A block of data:
++++
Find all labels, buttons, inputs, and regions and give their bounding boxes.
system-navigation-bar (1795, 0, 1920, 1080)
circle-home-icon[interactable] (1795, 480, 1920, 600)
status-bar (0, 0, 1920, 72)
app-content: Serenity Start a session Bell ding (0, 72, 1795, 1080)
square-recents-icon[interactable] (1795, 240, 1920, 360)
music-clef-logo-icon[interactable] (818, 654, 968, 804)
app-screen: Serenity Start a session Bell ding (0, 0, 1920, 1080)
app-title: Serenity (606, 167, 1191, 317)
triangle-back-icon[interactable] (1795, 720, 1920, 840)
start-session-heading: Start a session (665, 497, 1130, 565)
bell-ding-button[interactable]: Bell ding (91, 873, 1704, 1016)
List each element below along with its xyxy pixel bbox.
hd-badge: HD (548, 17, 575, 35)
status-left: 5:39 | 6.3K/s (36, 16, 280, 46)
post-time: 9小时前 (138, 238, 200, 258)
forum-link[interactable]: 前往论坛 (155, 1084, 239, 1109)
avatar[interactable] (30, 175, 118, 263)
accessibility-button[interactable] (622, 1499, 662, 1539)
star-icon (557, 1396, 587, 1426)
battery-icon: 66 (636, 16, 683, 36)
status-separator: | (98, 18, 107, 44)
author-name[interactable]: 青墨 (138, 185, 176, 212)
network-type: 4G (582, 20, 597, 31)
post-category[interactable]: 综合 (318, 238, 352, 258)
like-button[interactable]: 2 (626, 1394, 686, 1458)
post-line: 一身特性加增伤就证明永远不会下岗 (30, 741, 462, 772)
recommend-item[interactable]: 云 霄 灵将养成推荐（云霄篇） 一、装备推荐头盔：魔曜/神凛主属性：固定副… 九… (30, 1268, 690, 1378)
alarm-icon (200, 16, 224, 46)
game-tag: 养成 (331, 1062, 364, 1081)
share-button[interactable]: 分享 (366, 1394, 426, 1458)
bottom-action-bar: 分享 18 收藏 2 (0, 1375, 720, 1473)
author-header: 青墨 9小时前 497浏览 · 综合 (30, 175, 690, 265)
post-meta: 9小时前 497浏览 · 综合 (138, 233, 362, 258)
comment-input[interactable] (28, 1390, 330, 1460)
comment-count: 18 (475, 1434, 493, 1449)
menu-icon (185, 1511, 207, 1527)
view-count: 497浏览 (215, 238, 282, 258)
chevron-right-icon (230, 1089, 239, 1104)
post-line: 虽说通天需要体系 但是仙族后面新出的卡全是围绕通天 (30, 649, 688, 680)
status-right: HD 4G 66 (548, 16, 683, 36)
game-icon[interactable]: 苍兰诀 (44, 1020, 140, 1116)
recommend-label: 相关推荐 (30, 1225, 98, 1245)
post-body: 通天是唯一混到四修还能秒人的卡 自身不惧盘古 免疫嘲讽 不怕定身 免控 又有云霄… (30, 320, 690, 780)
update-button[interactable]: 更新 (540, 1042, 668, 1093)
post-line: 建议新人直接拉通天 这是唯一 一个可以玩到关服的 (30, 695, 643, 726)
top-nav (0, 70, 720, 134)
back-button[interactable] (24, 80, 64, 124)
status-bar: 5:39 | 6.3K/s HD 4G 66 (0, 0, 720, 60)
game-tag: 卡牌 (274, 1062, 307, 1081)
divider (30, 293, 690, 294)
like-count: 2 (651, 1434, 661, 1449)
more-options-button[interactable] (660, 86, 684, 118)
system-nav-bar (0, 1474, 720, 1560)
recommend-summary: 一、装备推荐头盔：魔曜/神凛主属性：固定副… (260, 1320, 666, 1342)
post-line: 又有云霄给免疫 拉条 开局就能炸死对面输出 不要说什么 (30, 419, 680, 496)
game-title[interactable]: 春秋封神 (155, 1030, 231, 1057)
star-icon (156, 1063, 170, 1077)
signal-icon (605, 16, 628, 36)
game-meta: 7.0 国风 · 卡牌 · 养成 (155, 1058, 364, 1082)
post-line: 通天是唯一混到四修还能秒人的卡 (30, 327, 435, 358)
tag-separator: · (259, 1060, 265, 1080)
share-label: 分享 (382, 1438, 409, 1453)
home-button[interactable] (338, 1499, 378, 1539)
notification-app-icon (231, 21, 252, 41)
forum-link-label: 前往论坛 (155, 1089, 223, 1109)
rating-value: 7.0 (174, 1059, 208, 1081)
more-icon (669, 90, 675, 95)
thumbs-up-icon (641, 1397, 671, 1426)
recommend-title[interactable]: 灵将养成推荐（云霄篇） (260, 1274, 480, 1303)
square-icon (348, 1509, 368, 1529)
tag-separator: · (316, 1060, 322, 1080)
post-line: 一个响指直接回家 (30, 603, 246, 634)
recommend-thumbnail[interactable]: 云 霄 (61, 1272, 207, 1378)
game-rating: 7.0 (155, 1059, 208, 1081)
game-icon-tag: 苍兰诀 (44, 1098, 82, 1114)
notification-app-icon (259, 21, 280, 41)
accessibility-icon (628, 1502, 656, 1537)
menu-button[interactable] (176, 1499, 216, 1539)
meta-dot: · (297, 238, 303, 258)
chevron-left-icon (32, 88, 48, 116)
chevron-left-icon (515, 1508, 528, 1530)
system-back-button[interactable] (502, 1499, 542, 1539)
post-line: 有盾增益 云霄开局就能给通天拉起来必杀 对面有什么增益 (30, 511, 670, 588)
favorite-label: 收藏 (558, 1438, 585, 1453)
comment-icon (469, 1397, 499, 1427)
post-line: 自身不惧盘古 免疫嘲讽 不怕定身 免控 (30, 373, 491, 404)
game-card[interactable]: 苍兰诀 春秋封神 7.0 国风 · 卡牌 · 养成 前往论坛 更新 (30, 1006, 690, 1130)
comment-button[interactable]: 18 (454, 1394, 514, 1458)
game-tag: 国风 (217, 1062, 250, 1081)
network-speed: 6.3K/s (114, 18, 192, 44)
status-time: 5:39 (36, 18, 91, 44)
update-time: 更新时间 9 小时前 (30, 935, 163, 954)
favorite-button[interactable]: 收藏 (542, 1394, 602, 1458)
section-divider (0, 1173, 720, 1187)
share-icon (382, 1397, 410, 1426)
++++
> Task to carry out
Rewrite the records above with every "post-line" changed to "body-line". Leave everything else as it is.

> Task response
Find all labels, buttons, inputs, and regions and give their bounding boxes.
system-navigation-bar (1795, 0, 1920, 1080)
circle-home-icon[interactable] (1795, 480, 1920, 600)
status-bar (0, 0, 1920, 72)
app-content: Serenity Start a session Bell ding (0, 72, 1795, 1080)
square-recents-icon[interactable] (1795, 240, 1920, 360)
music-clef-logo-icon[interactable] (818, 654, 968, 804)
app-screen: Serenity Start a session Bell ding (0, 0, 1920, 1080)
app-title: Serenity (606, 167, 1191, 317)
triangle-back-icon[interactable] (1795, 720, 1920, 840)
start-session-heading: Start a session (665, 497, 1130, 565)
bell-ding-button[interactable]: Bell ding (91, 873, 1704, 1016)
List each element below along with its xyxy pixel bbox.
hd-badge: HD (548, 17, 575, 35)
status-left: 5:39 | 6.3K/s (36, 16, 280, 46)
post-time: 9小时前 (138, 238, 200, 258)
forum-link[interactable]: 前往论坛 (155, 1084, 239, 1109)
avatar[interactable] (30, 175, 118, 263)
accessibility-button[interactable] (622, 1499, 662, 1539)
star-icon (557, 1396, 587, 1426)
battery-icon: 66 (636, 16, 683, 36)
status-separator: | (98, 18, 107, 44)
author-name[interactable]: 青墨 (138, 185, 176, 212)
network-type: 4G (582, 20, 597, 31)
post-category[interactable]: 综合 (318, 238, 352, 258)
like-button[interactable]: 2 (626, 1394, 686, 1458)
body-line: 一身特性加增伤就证明永远不会下岗 (30, 741, 462, 772)
recommend-item[interactable]: 云 霄 灵将养成推荐（云霄篇） 一、装备推荐头盔：魔曜/神凛主属性：固定副… 九… (30, 1268, 690, 1378)
alarm-icon (200, 16, 224, 46)
game-tag: 养成 (331, 1062, 364, 1081)
share-button[interactable]: 分享 (366, 1394, 426, 1458)
bottom-action-bar: 分享 18 收藏 2 (0, 1375, 720, 1473)
author-header: 青墨 9小时前 497浏览 · 综合 (30, 175, 690, 265)
post-meta: 9小时前 497浏览 · 综合 (138, 233, 362, 258)
comment-input[interactable] (28, 1390, 330, 1460)
comment-count: 18 (475, 1434, 493, 1449)
menu-icon (185, 1511, 207, 1527)
view-count: 497浏览 (215, 238, 282, 258)
chevron-right-icon (230, 1089, 239, 1104)
body-line: 虽说通天需要体系 但是仙族后面新出的卡全是围绕通天 (30, 649, 688, 680)
status-right: HD 4G 66 (548, 16, 683, 36)
game-icon[interactable]: 苍兰诀 (44, 1020, 140, 1116)
recommend-label: 相关推荐 (30, 1225, 98, 1245)
post-body: 通天是唯一混到四修还能秒人的卡 自身不惧盘古 免疫嘲讽 不怕定身 免控 又有云霄… (30, 320, 690, 780)
update-button[interactable]: 更新 (540, 1042, 668, 1093)
body-line: 建议新人直接拉通天 这是唯一 一个可以玩到关服的 (30, 695, 643, 726)
top-nav (0, 70, 720, 134)
back-button[interactable] (24, 80, 64, 124)
status-bar: 5:39 | 6.3K/s HD 4G 66 (0, 0, 720, 60)
game-tag: 卡牌 (274, 1062, 307, 1081)
divider (30, 293, 690, 294)
like-count: 2 (651, 1434, 661, 1449)
more-options-button[interactable] (660, 86, 684, 118)
system-nav-bar (0, 1474, 720, 1560)
recommend-summary: 一、装备推荐头盔：魔曜/神凛主属性：固定副… (260, 1320, 666, 1342)
body-line: 又有云霄给免疫 拉条 开局就能炸死对面输出 不要说什么 (30, 419, 680, 496)
game-title[interactable]: 春秋封神 (155, 1030, 231, 1057)
star-icon (156, 1063, 170, 1077)
signal-icon (605, 16, 628, 36)
game-meta: 7.0 国风 · 卡牌 · 养成 (155, 1058, 364, 1082)
body-line: 通天是唯一混到四修还能秒人的卡 (30, 327, 435, 358)
tag-separator: · (259, 1060, 265, 1080)
share-label: 分享 (382, 1438, 409, 1453)
home-button[interactable] (338, 1499, 378, 1539)
notification-app-icon (231, 21, 252, 41)
forum-link-label: 前往论坛 (155, 1089, 223, 1109)
rating-value: 7.0 (174, 1059, 208, 1081)
more-icon (669, 90, 675, 95)
thumbs-up-icon (641, 1397, 671, 1426)
recommend-title[interactable]: 灵将养成推荐（云霄篇） (260, 1274, 480, 1303)
square-icon (348, 1509, 368, 1529)
tag-separator: · (316, 1060, 322, 1080)
body-line: 一个响指直接回家 (30, 603, 246, 634)
recommend-thumbnail[interactable]: 云 霄 (61, 1272, 207, 1378)
game-rating: 7.0 (155, 1059, 208, 1081)
game-icon-tag: 苍兰诀 (44, 1098, 82, 1114)
notification-app-icon (259, 21, 280, 41)
accessibility-icon (628, 1502, 656, 1537)
menu-button[interactable] (176, 1499, 216, 1539)
meta-dot: · (297, 238, 303, 258)
chevron-left-icon (32, 88, 48, 116)
chevron-left-icon (515, 1508, 528, 1530)
system-back-button[interactable] (502, 1499, 542, 1539)
body-line: 有盾增益 云霄开局就能给通天拉起来必杀 对面有什么增益 (30, 511, 670, 588)
favorite-label: 收藏 (558, 1438, 585, 1453)
comment-icon (469, 1397, 499, 1427)
body-line: 自身不惧盘古 免疫嘲讽 不怕定身 免控 (30, 373, 491, 404)
game-card[interactable]: 苍兰诀 春秋封神 7.0 国风 · 卡牌 · 养成 前往论坛 更新 (30, 1006, 690, 1130)
comment-button[interactable]: 18 (454, 1394, 514, 1458)
game-tag: 国风 (217, 1062, 250, 1081)
network-speed: 6.3K/s (114, 18, 192, 44)
status-time: 5:39 (36, 18, 91, 44)
update-time: 更新时间 9 小时前 (30, 935, 163, 954)
favorite-button[interactable]: 收藏 (542, 1394, 602, 1458)
section-divider (0, 1173, 720, 1187)
share-icon (382, 1397, 410, 1426)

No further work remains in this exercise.